● Passage to read:
◇ ◇ ◇ ◇ ◇

- Leagues: MBA (1998–2001) MPBL (2019–present) Chooks-to-Go Pilipinas 3x3 (formerly)
- Founded: 1998; 28 years ago (first incarnation) 2019; 7 years ago (first incarnation)
- History: SocSarGen Marlins 1998–2001 SocSarGen-Taguig Marlins 2001 Soccsksargen Marlins 2019 Sarangani Marlins 2019–2024, 2026–present Sarangani Gripper Motorcycle Tire 2025
- Arena: Sarangani Capitol Gymnasium (last used in 2023)
- Location: Alabel, Sarangani
- Main sponsor: 10Act Sports
- Head coach: John Kallos

= Sarangani Marlins =

Professional basketball team in Sarangani, Philippines

The Sarangani Marlins (also known as Sarangani Marlins-10Act) is a Philippine professional basketball team based in Alabel, Sarangani. The team competes in the Maharlika Pilipinas Basketball League (MPBL) as a member of the league's South Division. The team most recently played its home games at Sarangani Capitol Gymnasium.

The team's first incarnation was founded in 1998 as a charter team of the Metropolitan Basketball Association (MBA). The team was known as the SocSarGen Marlins, then became the SocSarGen-Taguig Marlins in 2001 Second Phase upon relocating to Taguig. The Marlins then returned for the MPBL in the 2019–20 season, going by the Soccsksargen Marlins as a nod to its original incarnation. Amidst a restructuring due to the team's game-fixing scandal in 2019, the team's name was changed to its current form.

The Marlins are one of five teams based in Mindanao and one of two based in the Soccsksargen region, the other being the GenSan Warriors.

==History==
===First incarnation (1998–2001)===
The SocSarGen Marlins were able to reach the quarterfinals in the MBA's inaugural season. The Marlins were bannered by veteran PBA campaigners Maximo Delantes and Teroy Albarillo. SocSarGen finished its regular season record with 11 wins as against 11 losses, good for fourth spot in the Southern Conference. The Marlins' cager Maximo Delantes figured prominently in the MVP race but couldn't make it to the MBA mythical five due to his team's poor performance in each of the playoffs.

Coach Biboy Ravanes was replaced by fellow ex-pro Willie Generalao at the Marlins' bench at the start of the 2000 MBA season. SocSarGen was fifth in the standings in the Southern Conference with four wins and eight losses.

In 2001, the team relocated to Taguig and became the SocSarGen-Taguig Marlins in the second phase conference. The Marlins finished last in both phases of the 2001 MBA season with a combined record of five wins and 23 losses.

◇ ◇ ◇ ◇ ◇

● Annotated element listings:
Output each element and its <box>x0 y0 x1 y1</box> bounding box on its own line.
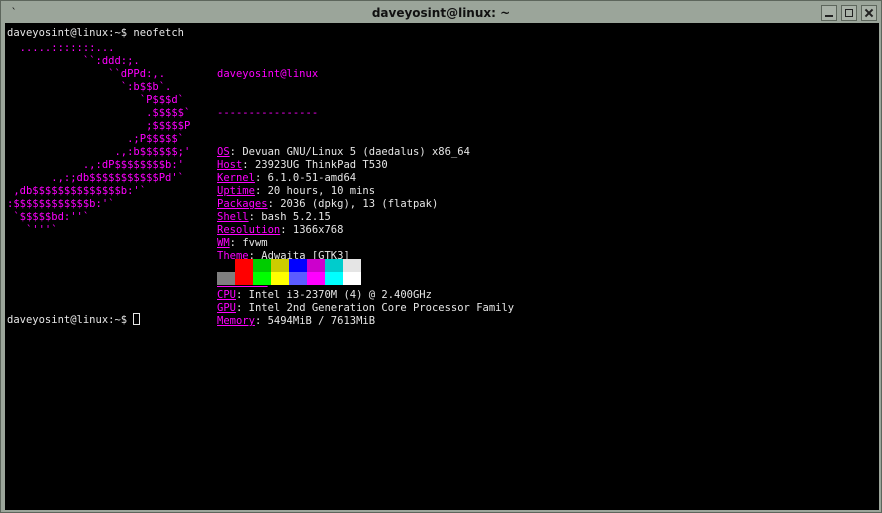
info-value: 1366x768 <box>292 224 344 236</box>
info-row-memory: Memory: 5494MiB / 7613MiB <box>217 315 376 327</box>
info-value: 6.1.0-51-amd64 <box>267 172 357 184</box>
color-palette <box>217 259 361 285</box>
color-swatch <box>253 259 271 272</box>
color-swatch <box>307 272 325 285</box>
color-swatch <box>289 272 307 285</box>
info-key: CPU <box>217 289 236 301</box>
info-value: 23923UG ThinkPad T530 <box>254 159 388 171</box>
info-row-kernel: Kernel: 6.1.0-51-amd64 <box>217 172 357 184</box>
prompt-text: daveyosint@linux:~$ <box>7 314 134 326</box>
color-swatch <box>307 259 325 272</box>
info-key: Kernel <box>217 172 255 184</box>
info-row-resolution: Resolution: 1366x768 <box>217 224 344 236</box>
info-value: Intel 2nd Generation Core Processor Fami… <box>248 302 515 314</box>
color-swatch <box>343 259 361 272</box>
info-value: 5494MiB / 7613MiB <box>267 315 376 327</box>
color-swatch <box>271 272 289 285</box>
info-key: Shell <box>217 211 249 223</box>
color-swatch <box>325 272 343 285</box>
system-info: daveyosint@linux ---------------- OS: De… <box>217 42 514 354</box>
info-value: bash 5.2.15 <box>261 211 331 223</box>
color-swatch <box>217 259 235 272</box>
info-header-separator: ---------------- <box>217 107 319 119</box>
color-swatch <box>271 259 289 272</box>
info-row-packages: Packages: 2036 (dpkg), 13 (flatpak) <box>217 198 439 210</box>
info-key: Resolution <box>217 224 281 236</box>
title-bar[interactable]: ` daveyosint@linux: ~ <box>5 4 877 22</box>
color-swatch <box>325 259 343 272</box>
info-value: Devuan GNU/Linux 5 (daedalus) x86_64 <box>242 146 470 158</box>
maximize-button[interactable] <box>841 5 857 21</box>
color-swatch <box>235 259 253 272</box>
window-title: daveyosint@linux: ~ <box>371 6 511 20</box>
color-swatch <box>343 272 361 285</box>
info-value: 20 hours, 10 mins <box>267 185 376 197</box>
info-row-gpu: GPU: Intel 2nd Generation Core Processor… <box>217 302 515 314</box>
info-row-wm: WM: fvwm <box>217 237 268 249</box>
info-row-uptime: Uptime: 20 hours, 10 mins <box>217 185 376 197</box>
color-swatch <box>235 272 253 285</box>
info-key: Packages <box>217 198 268 210</box>
info-header-user: daveyosint@linux <box>217 68 319 80</box>
prompt-line[interactable]: daveyosint@linux:~$ <box>7 313 141 327</box>
color-swatch <box>253 272 271 285</box>
info-row-shell: Shell: bash 5.2.15 <box>217 211 331 223</box>
text-cursor <box>133 313 141 325</box>
info-row-cpu: CPU: Intel i3-2370M (4) @ 2.400GHz <box>217 289 432 301</box>
info-value: fvwm <box>242 237 268 249</box>
info-row-host: Host: 23923UG ThinkPad T530 <box>217 159 388 171</box>
minimize-button[interactable] <box>821 5 837 21</box>
color-swatch <box>217 272 235 285</box>
info-key: WM <box>217 237 230 249</box>
info-key: Memory <box>217 315 255 327</box>
info-key: OS <box>217 146 230 158</box>
terminal-window: ` daveyosint@linux: ~ daveyosint@linux:~… <box>0 0 882 513</box>
command-line: daveyosint@linux:~$ neofetch <box>7 27 185 39</box>
info-key: Host <box>217 159 243 171</box>
info-key: Uptime <box>217 185 255 197</box>
terminal-area[interactable]: daveyosint@linux:~$ neofetch .....::::::… <box>5 23 879 510</box>
close-button[interactable] <box>861 5 877 21</box>
info-key: GPU <box>217 302 236 314</box>
color-swatch <box>289 259 307 272</box>
info-value: Intel i3-2370M (4) @ 2.400GHz <box>248 289 432 301</box>
info-row-os: OS: Devuan GNU/Linux 5 (daedalus) x86_64 <box>217 146 470 158</box>
info-value: 2036 (dpkg), 13 (flatpak) <box>280 198 439 210</box>
devuan-ascii-logo: .....:::::::... ``:ddd:;. ``dPPd:,. `:b$… <box>7 42 191 236</box>
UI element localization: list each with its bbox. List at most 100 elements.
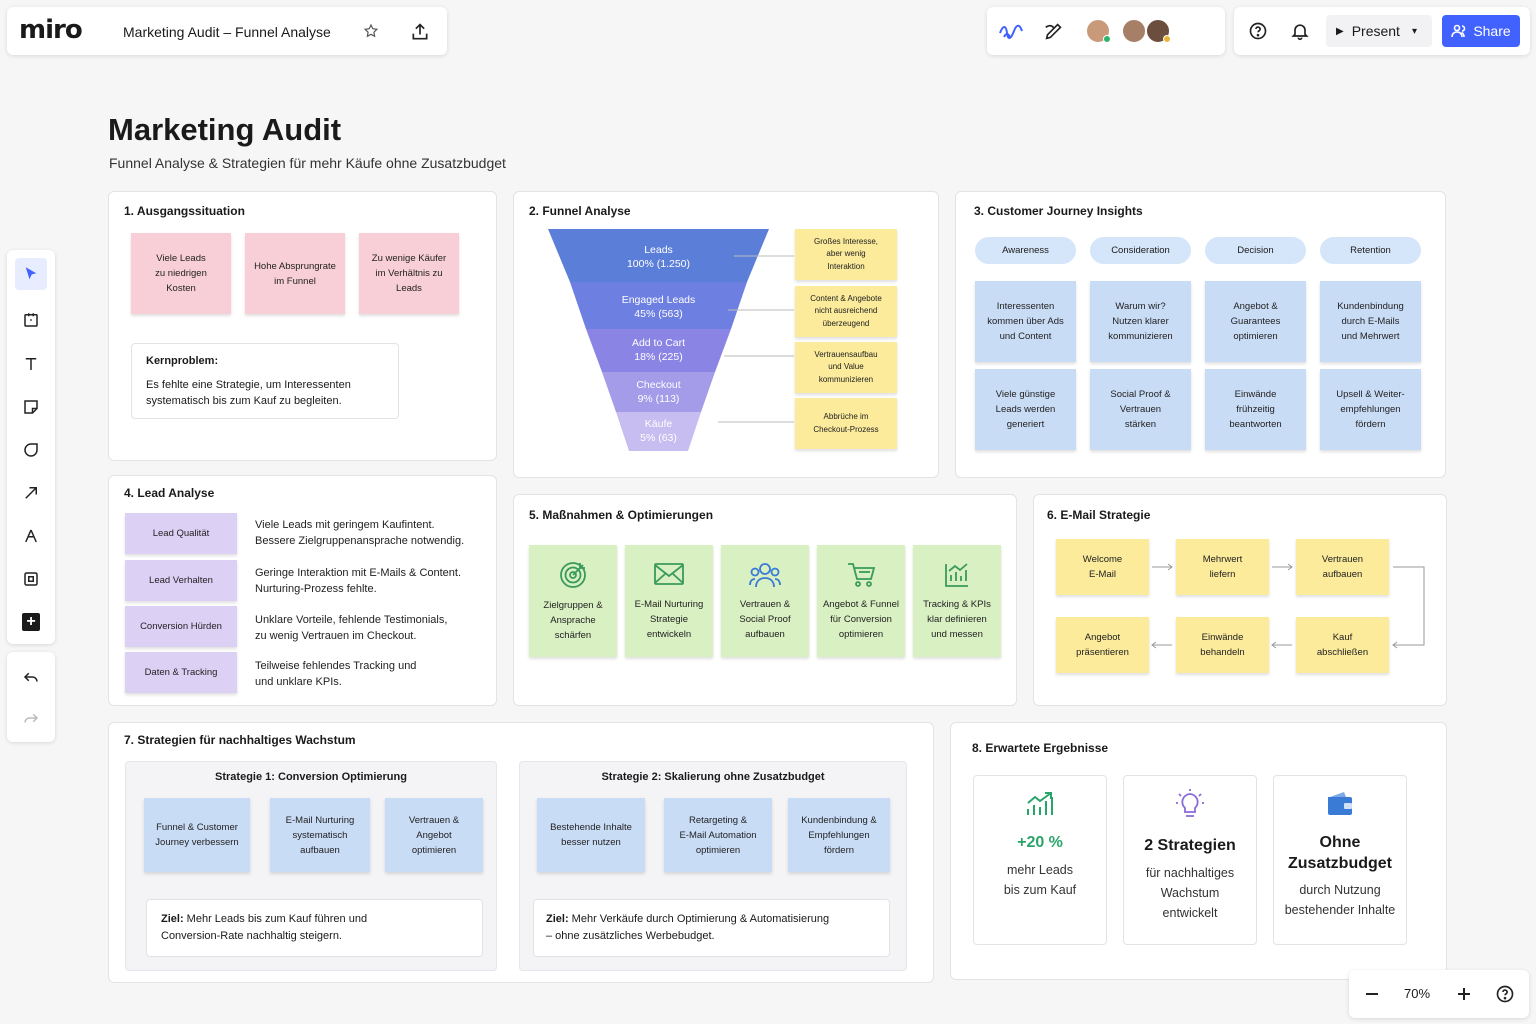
frame-icon xyxy=(24,313,38,327)
sticky-note[interactable]: Hohe Absprungrate im Funnel xyxy=(245,233,345,314)
connector-tool[interactable] xyxy=(15,477,47,509)
result-headline: 2 Strategien xyxy=(1144,837,1236,854)
present-button[interactable]: ▶ Present ▾ xyxy=(1326,15,1432,47)
problem-label: Kernproblem: xyxy=(146,355,219,367)
sticky-note[interactable]: Funnel & Customer Journey verbessern xyxy=(144,798,250,872)
lightbulb-icon xyxy=(1176,789,1204,817)
sticky-note[interactable]: Einwände frühzeitig beantworten xyxy=(1205,369,1306,450)
sticky-note[interactable]: Upsell & Weiter- empfehlungen fördern xyxy=(1320,369,1421,450)
reactions-icon[interactable] xyxy=(997,19,1025,43)
text-tool[interactable] xyxy=(15,348,47,380)
result-card[interactable]: 2 Strategien für nachhaltiges Wachstum e… xyxy=(1123,775,1257,945)
sticky-note[interactable]: Kundenbindung & Empfehlungen fördern xyxy=(788,798,890,872)
stage-name: Leads xyxy=(644,243,673,256)
note-text: Kundenbindung & Empfehlungen fördern xyxy=(801,814,877,856)
section-massnahmen[interactable]: 5. Maßnahmen & Optimierungen Zielgruppen… xyxy=(513,494,1017,706)
templates-tool[interactable] xyxy=(15,563,47,595)
sticky-note[interactable]: Großes Interesse, aber wenig Interaktion xyxy=(795,229,897,280)
section-customer-journey[interactable]: 3. Customer Journey Insights Awareness C… xyxy=(955,191,1446,478)
bell-icon[interactable] xyxy=(1288,19,1312,43)
lead-label[interactable]: Conversion Hürden xyxy=(125,606,237,647)
share-button[interactable]: Share xyxy=(1442,15,1520,47)
measure-note[interactable]: Zielgruppen & Ansprache schärfen xyxy=(529,545,617,657)
goal-card[interactable]: Ziel: Mehr Leads bis zum Kauf führen und… xyxy=(146,899,483,957)
phase-consideration[interactable]: Consideration xyxy=(1090,237,1191,264)
result-card[interactable]: Ohne Zusatzbudget durch Nutzung bestehen… xyxy=(1273,775,1407,945)
sticky-note[interactable]: Angebot & Guarantees optimieren xyxy=(1205,281,1306,362)
phase-awareness[interactable]: Awareness xyxy=(975,237,1076,264)
sticky-note[interactable]: Retargeting & E-Mail Automation optimier… xyxy=(664,798,772,872)
section-ergebnisse[interactable]: 8. Erwartete Ergebnisse +20 % mehr Leads… xyxy=(950,722,1447,980)
sticky-note[interactable]: Vertrauen & Angebot optimieren xyxy=(385,798,483,872)
note-text: Einwände frühzeitig beantworten xyxy=(1229,389,1282,430)
phase-retention[interactable]: Retention xyxy=(1320,237,1421,264)
measure-note[interactable]: Tracking & KPIs klar definieren und mess… xyxy=(913,545,1001,657)
sticky-note[interactable]: Content & Angebote nicht ausreichend übe… xyxy=(795,286,897,337)
section-funnel-analyse[interactable]: 2. Funnel Analyse Leads 100% (1.250) Enga… xyxy=(513,191,939,478)
measure-note[interactable]: E-Mail Nurturing Strategie entwickeln xyxy=(625,545,713,657)
avatar[interactable] xyxy=(1085,18,1111,44)
note-text: Vertrauen & Social Proof aufbauen xyxy=(739,598,791,640)
section-lead-analyse[interactable]: 4. Lead Analyse Lead Qualität Viele Lead… xyxy=(108,475,497,706)
lead-label[interactable]: Daten & Tracking xyxy=(125,652,237,693)
frame-tool[interactable] xyxy=(15,304,47,336)
sticky-note[interactable]: E-Mail Nurturing systematisch aufbauen xyxy=(270,798,370,872)
measure-note[interactable]: Angebot & Funnel für Conversion optimier… xyxy=(817,545,905,657)
stage-name: Checkout xyxy=(636,379,681,391)
redo-button[interactable] xyxy=(15,702,47,734)
help-icon[interactable] xyxy=(1246,19,1270,43)
sticky-note[interactable]: Vertrauensaufbau und Value kommunizieren xyxy=(795,342,897,393)
sticky-note[interactable]: Bestehende Inhalte besser nutzen xyxy=(537,798,645,872)
sticky-note[interactable]: Viele Leads zu niedrigen Kosten xyxy=(131,233,231,314)
pen-tool[interactable] xyxy=(15,520,47,552)
plus-icon xyxy=(1458,988,1470,1000)
plus-icon: + xyxy=(22,613,40,631)
miro-logo[interactable]: miro xyxy=(19,15,83,45)
note-text: Daten & Tracking xyxy=(144,667,218,678)
strategy-1-group[interactable]: Strategie 1: Conversion Optimierung Funn… xyxy=(125,761,497,971)
redo-icon xyxy=(24,713,39,723)
stage-value: 5% (63) xyxy=(640,432,677,444)
undo-button[interactable] xyxy=(15,661,47,693)
star-icon[interactable] xyxy=(361,21,381,41)
zoom-level[interactable]: 70% xyxy=(1399,986,1435,1001)
stage-name: Engaged Leads xyxy=(621,293,696,306)
sticky-note[interactable]: Warum wir? Nutzen klarer kommunizieren xyxy=(1090,281,1191,362)
sticky-note[interactable]: Abbrüche im Checkout-Prozess xyxy=(795,398,897,449)
sticky-note[interactable]: Viele günstige Leads werden generiert xyxy=(975,369,1076,450)
stage-value: 45% (563) xyxy=(634,307,683,320)
shape-tool[interactable] xyxy=(15,434,47,466)
minus-icon xyxy=(1366,993,1378,995)
lead-description: Unklare Vorteile, fehlende Testimonials,… xyxy=(255,614,448,642)
sticky-note[interactable]: Social Proof & Vertrauen stärken xyxy=(1090,369,1191,450)
help-icon[interactable] xyxy=(1493,982,1517,1006)
phase-decision[interactable]: Decision xyxy=(1205,237,1306,264)
chevron-down-icon: ▾ xyxy=(1411,25,1417,37)
lead-label[interactable]: Lead Qualität xyxy=(125,513,237,554)
section-email-strategie[interactable]: 6. E-Mail Strategie Welcome E-Mail Mehrw… xyxy=(1033,494,1447,706)
sticky-note[interactable]: Zu wenige Käufer im Verhältnis zu Leads xyxy=(359,233,459,314)
zoom-out-button[interactable] xyxy=(1359,982,1385,1006)
avatar[interactable] xyxy=(1121,18,1147,44)
sticky-note[interactable]: Kundenbindung durch E-Mails und Mehrwert xyxy=(1320,281,1421,362)
stage-name: Add to Cart xyxy=(631,337,686,349)
section-title: 2. Funnel Analyse xyxy=(529,204,631,218)
measure-note[interactable]: Vertrauen & Social Proof aufbauen xyxy=(721,545,809,657)
result-card[interactable]: +20 % mehr Leads bis zum Kauf xyxy=(973,775,1107,945)
section-ausgangssituation[interactable]: 1. Ausgangssituation Viele Leads zu nied… xyxy=(108,191,497,461)
zoom-in-button[interactable] xyxy=(1451,982,1477,1006)
export-icon[interactable] xyxy=(407,19,433,45)
strategy-2-group[interactable]: Strategie 2: Skalierung ohne Zusatzbudge… xyxy=(519,761,907,971)
board-title[interactable]: Marketing Audit – Funnel Analyse xyxy=(123,24,331,40)
section-wachstum[interactable]: 7. Strategien für nachhaltiges Wachstum … xyxy=(108,722,934,983)
sticky-note[interactable]: Interessenten kommen über Ads und Conten… xyxy=(975,281,1076,362)
sticky-note-tool[interactable] xyxy=(15,391,47,423)
online-indicator xyxy=(1103,35,1111,43)
pen-tool-icon[interactable] xyxy=(1041,19,1067,43)
more-tools-button[interactable]: + xyxy=(15,606,47,638)
avatar[interactable] xyxy=(1145,18,1171,44)
select-tool[interactable] xyxy=(15,258,47,290)
problem-card[interactable]: Kernproblem: Es fehlte eine Strategie, u… xyxy=(131,343,399,419)
goal-card[interactable]: Ziel: Mehr Verkäufe durch Optimierung & … xyxy=(533,899,890,957)
lead-label[interactable]: Lead Verhalten xyxy=(125,560,237,601)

◇ ◇ ◇ ◇ ◇

● Task requirements:
**1.** Reproduce the Sarangani Marlins article starting at "- Leagues: MBA" and ending at "Sarangani Capitol Gymnasium.", changing each "team" to "club".
**2.** Extend the Sarangani Marlins article past its final sentence.

● Outputs:
**1.**
- Leagues: MBA (1998–2001) MPBL (2019–present) Chooks-to-Go Pilipinas 3x3 (formerly)
- Founded: 1998; 28 years ago (first incarnation) 2019; 7 years ago (first incarnation)
- History: SocSarGen Marlins 1998–2001 SocSarGen-Taguig Marlins 2001 Soccsksargen Marlins 2019 Sarangani Marlins 2019–2024, 2026–present Sarangani Gripper Motorcycle Tire 2025
- Arena: Sarangani Capitol Gymnasium (last used in 2023)
- Location: Alabel, Sarangani
- Main sponsor: 10Act Sports
- Head coach: John Kallos

= Sarangani Marlins =

Professional basketball club in Sarangani, Philippines

The Sarangani Marlins (also known as Sarangani Marlins-10Act) is a Philippine professional basketball club based in Alabel, Sarangani. The club competes in the Maharlika Pilipinas Basketball League (MPBL) as a member of the league's South Division. The club most recently played its home games at Sarangani Capitol Gymnasium.

**2.**
===Second incarnation (2019–present)===

In the 2019, the Marlins returned to the basketball scene with the Maharlika Pilipinas Basketball League. The team was also relocated back to Mindanao, this time in the Soccsksargen region, joining the GenSan Warriors, which joined the league in the previous season. Heading into the 2019–20 season, the team was named the Soccsksargen Marlins, a nod to its original name and having a full regional scope.

On November 4, 2019, the team was suspended due to game-fixing allegations. Management of the team had to be turned over and the team would later be renamed the Sarangani Marlins. The team, however, finished with only one win out of 30 games, the win came against Quezon City. With a .033 win percentage, the Marlins hold the worst record in league history.

In the 2021 MPBL Invitational, the team was drawn into Group C, but failed to make the playoff tournament, only getting one win against Muntinlupa. The team would make a push in the 2022 season, with players like Kit Jimenez, the team was able to finish with the third-best record in the South Division with a 16-5 record. Jimenez would also record the league's first quaruple-double late in the regular season. The Marlins would unfortunately lose in an upset against sixth-seeded Rizal in the First Round of the 2022 playoffs.

For the 2023 season, Jeff Viernes would join the team. Viernes then recorded the league's first 50-point game in a win against Nueva Ecija.

For the 2025 season, the team changed their name as the Sarangani Gripper Motorcycle Tires due to sponsorship reason.

For the 2026 season, the team reverted back the name as the Sarangani Marlins.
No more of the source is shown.